Short exercise - Check each line of the material. Copy those containing "ylabel".

==========

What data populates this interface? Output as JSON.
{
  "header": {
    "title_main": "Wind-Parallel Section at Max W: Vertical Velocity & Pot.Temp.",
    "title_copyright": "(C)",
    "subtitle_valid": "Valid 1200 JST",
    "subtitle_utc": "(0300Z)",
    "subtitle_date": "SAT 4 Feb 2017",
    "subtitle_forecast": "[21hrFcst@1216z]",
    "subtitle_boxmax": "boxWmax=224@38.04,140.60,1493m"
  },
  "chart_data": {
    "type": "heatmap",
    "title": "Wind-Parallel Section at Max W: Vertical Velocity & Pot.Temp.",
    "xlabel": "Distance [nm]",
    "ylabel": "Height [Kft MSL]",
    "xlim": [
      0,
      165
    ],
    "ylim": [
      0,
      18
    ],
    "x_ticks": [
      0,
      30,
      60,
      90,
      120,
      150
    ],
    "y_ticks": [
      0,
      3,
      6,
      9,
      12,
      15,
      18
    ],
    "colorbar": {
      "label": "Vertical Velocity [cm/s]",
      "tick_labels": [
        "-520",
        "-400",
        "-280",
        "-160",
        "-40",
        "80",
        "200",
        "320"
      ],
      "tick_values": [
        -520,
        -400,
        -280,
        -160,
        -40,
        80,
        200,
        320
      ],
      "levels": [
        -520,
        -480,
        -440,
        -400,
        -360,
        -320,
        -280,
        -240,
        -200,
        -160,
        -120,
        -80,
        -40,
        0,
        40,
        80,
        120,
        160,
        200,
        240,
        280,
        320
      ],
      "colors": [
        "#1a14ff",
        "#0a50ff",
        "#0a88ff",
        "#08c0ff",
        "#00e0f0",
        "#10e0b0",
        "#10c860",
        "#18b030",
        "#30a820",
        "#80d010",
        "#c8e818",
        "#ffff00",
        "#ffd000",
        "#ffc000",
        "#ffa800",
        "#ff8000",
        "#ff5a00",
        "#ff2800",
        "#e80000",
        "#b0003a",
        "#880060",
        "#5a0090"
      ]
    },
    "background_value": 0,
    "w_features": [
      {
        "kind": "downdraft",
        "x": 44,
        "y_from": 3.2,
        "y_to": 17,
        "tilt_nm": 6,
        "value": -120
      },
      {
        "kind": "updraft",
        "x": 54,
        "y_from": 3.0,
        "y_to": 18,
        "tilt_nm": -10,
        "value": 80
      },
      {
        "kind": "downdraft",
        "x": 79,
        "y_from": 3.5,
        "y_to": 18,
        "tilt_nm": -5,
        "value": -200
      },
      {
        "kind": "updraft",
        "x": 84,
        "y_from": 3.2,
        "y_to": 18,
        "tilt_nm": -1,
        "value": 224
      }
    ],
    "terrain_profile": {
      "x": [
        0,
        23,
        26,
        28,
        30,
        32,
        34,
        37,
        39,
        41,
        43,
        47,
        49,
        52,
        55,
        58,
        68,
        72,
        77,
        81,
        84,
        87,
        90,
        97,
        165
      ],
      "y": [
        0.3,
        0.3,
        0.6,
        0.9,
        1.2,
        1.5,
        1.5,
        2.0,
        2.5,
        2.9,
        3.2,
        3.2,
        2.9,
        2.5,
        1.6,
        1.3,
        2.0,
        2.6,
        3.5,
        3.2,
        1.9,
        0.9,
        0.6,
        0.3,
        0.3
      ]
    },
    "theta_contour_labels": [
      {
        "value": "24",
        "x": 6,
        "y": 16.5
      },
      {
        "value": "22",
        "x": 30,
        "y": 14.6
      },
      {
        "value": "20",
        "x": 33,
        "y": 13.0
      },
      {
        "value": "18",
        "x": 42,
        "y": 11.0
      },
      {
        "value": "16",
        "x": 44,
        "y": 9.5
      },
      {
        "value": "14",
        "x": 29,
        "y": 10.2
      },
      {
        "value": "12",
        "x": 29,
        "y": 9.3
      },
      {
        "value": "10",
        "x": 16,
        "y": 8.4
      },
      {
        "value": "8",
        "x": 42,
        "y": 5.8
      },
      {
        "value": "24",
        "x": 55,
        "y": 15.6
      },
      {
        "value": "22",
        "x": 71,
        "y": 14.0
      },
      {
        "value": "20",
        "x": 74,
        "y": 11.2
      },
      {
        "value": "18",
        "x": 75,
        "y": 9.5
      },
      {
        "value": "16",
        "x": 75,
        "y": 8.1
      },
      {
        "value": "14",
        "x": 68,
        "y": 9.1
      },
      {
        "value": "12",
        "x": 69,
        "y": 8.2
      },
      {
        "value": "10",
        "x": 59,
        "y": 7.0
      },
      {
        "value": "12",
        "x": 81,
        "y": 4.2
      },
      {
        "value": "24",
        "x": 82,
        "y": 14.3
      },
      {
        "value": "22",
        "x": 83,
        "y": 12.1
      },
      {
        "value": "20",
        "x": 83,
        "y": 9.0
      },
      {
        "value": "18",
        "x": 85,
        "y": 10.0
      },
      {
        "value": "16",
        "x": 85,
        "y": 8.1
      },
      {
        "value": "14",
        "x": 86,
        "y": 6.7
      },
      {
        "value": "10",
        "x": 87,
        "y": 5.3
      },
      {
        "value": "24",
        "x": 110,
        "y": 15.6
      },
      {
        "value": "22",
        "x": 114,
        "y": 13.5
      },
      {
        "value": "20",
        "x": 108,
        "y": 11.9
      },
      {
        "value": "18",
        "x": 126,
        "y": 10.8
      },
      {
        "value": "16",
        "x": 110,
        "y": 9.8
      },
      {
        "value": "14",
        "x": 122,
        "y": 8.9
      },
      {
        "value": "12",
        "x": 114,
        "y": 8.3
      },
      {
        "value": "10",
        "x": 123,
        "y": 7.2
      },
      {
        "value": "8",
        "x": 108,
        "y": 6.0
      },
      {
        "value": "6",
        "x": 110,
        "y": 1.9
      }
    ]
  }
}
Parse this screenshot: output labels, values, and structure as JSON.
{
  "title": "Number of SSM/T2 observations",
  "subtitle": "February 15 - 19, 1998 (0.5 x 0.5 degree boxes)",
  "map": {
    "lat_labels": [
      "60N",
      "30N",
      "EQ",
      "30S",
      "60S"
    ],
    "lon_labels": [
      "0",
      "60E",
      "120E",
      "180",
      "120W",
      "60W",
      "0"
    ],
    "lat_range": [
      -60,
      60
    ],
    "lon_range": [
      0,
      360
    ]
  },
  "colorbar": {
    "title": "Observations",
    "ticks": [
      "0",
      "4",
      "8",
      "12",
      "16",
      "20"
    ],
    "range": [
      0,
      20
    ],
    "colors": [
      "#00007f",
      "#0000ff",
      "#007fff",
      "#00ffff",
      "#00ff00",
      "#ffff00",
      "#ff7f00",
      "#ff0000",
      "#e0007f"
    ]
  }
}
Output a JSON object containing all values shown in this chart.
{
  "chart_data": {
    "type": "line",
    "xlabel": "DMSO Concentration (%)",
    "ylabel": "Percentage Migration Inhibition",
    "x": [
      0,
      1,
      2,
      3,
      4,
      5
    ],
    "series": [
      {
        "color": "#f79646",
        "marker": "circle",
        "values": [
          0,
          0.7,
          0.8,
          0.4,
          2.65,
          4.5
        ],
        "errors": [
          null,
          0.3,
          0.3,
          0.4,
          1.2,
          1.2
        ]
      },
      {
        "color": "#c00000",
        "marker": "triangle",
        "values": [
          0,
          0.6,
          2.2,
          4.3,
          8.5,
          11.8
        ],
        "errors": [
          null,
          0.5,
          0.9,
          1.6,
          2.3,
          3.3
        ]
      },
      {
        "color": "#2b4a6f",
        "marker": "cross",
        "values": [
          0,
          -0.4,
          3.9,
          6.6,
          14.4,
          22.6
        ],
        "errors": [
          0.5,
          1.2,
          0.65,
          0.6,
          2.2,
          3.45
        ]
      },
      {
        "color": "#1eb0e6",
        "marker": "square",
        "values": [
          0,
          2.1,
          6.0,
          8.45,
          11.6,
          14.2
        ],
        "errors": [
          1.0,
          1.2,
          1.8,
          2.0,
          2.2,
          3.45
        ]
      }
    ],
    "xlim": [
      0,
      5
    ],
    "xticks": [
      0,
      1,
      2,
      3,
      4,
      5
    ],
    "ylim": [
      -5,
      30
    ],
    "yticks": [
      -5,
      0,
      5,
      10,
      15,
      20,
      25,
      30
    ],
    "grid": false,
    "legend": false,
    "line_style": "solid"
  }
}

==========

Answer to the exercise -
    "ylabel": "Height [Kft MSL]",
    "ylabel": "Percentage Migration Inhibition",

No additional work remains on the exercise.